> _STATED GOAL_: Copy the listing from the line containing "335, 545, 450]" through the line containing "184, 565, 196]", replacing "colorbar-swatch" with "color-swatch" and leaving everything else unchanged.
####################
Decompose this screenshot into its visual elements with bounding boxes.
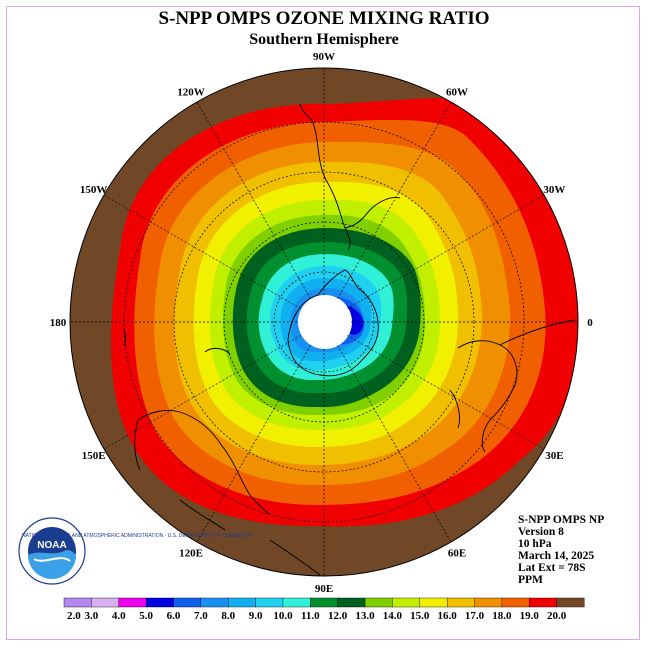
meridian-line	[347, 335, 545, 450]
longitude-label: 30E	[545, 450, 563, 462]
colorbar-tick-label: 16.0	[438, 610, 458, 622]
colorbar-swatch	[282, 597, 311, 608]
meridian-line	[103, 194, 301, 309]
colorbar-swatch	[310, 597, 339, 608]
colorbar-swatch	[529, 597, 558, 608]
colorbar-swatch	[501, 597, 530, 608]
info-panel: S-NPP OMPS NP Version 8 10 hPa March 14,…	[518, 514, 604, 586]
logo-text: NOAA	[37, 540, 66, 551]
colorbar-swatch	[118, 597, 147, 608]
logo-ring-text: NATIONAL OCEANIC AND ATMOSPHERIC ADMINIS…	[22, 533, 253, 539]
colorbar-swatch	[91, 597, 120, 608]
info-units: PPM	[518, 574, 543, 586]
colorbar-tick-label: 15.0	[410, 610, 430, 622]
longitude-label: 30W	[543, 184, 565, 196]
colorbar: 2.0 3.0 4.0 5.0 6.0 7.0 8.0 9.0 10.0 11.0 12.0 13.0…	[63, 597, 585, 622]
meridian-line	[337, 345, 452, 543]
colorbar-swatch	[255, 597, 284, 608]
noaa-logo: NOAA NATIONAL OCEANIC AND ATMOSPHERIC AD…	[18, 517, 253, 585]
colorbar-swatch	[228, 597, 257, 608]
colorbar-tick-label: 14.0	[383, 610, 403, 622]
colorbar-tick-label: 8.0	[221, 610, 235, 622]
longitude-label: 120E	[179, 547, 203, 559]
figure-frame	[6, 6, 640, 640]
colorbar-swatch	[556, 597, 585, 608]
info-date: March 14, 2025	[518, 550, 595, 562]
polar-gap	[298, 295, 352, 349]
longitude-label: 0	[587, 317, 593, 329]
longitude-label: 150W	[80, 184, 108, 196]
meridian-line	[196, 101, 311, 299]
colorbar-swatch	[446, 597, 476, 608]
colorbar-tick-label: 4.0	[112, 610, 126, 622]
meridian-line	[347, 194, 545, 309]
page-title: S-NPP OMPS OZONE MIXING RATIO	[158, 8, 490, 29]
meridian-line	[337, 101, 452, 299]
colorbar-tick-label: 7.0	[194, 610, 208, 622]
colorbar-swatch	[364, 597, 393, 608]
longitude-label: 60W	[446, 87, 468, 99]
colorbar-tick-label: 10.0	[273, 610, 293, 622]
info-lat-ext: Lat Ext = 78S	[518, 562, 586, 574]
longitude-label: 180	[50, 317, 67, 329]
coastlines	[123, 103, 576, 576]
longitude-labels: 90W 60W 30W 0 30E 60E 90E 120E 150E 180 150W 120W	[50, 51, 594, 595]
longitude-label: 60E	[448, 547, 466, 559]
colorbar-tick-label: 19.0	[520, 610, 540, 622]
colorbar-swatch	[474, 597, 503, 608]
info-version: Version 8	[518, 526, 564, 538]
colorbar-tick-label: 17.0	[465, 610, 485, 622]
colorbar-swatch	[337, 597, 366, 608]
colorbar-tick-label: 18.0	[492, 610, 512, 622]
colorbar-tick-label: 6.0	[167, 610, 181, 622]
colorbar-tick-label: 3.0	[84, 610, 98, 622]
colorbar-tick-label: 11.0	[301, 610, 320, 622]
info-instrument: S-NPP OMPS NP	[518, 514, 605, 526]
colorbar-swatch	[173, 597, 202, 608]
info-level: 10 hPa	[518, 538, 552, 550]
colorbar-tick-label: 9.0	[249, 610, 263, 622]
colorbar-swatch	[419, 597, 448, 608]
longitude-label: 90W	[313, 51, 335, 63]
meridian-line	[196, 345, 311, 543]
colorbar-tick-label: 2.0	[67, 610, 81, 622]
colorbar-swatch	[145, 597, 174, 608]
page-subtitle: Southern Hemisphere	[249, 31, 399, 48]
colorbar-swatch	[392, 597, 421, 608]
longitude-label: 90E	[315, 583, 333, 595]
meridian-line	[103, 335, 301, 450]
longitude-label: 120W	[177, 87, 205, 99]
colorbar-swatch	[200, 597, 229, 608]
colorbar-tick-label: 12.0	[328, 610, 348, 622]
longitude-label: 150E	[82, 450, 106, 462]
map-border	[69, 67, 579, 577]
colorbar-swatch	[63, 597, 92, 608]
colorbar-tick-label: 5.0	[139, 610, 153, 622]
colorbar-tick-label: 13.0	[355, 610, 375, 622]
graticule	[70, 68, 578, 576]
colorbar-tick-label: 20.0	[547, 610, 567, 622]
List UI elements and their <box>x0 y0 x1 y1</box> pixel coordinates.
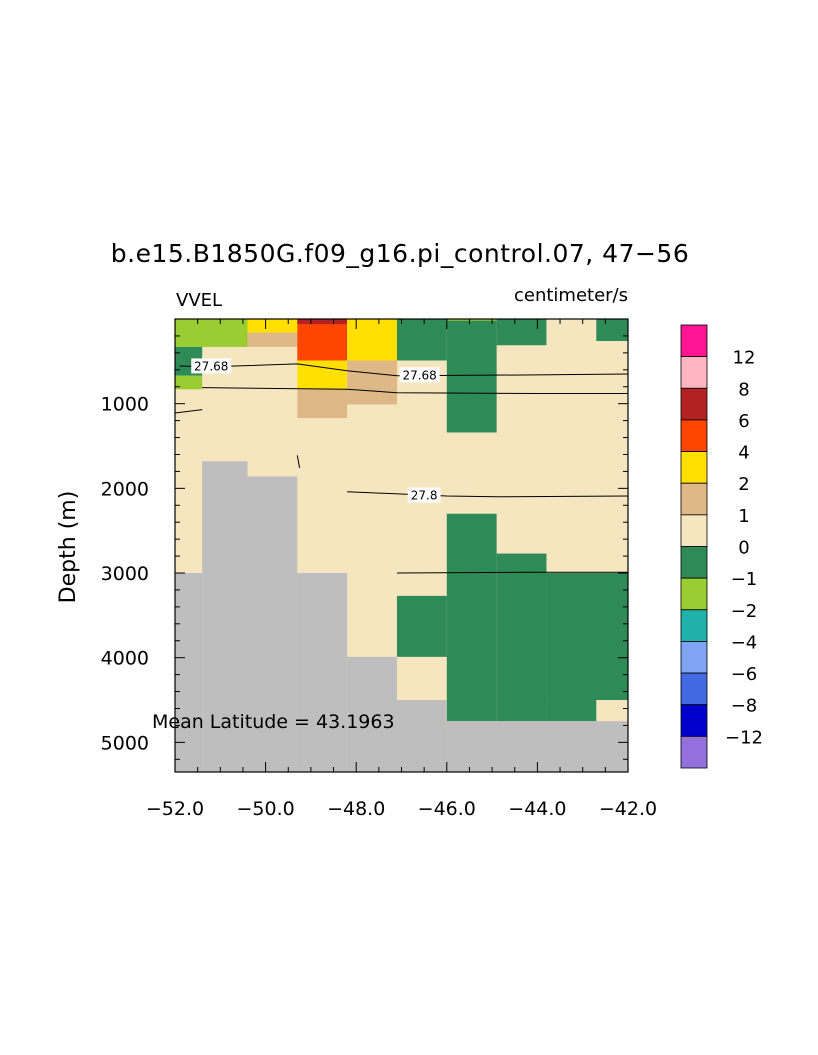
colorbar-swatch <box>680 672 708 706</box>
####################
> _SOLUTION TO THIS TASK_:
meridian-line	[347, 335, 545, 450]
longitude-label: 30E	[545, 450, 563, 462]
colorbar-tick-label: 16.0	[438, 610, 458, 622]
color-swatch	[282, 597, 311, 608]
meridian-line	[103, 194, 301, 309]
color-swatch	[310, 597, 339, 608]
color-swatch	[529, 597, 558, 608]
color-swatch	[501, 597, 530, 608]
info-panel: S-NPP OMPS NP Version 8 10 hPa March 14,…	[518, 514, 604, 586]
logo-text: NOAA	[37, 540, 66, 551]
color-swatch	[118, 597, 147, 608]
logo-ring-text: NATIONAL OCEANIC AND ATMOSPHERIC ADMINIS…	[22, 533, 253, 539]
color-swatch	[91, 597, 120, 608]
info-units: PPM	[518, 574, 543, 586]
colorbar-tick-label: 15.0	[410, 610, 430, 622]
longitude-label: 30W	[543, 184, 565, 196]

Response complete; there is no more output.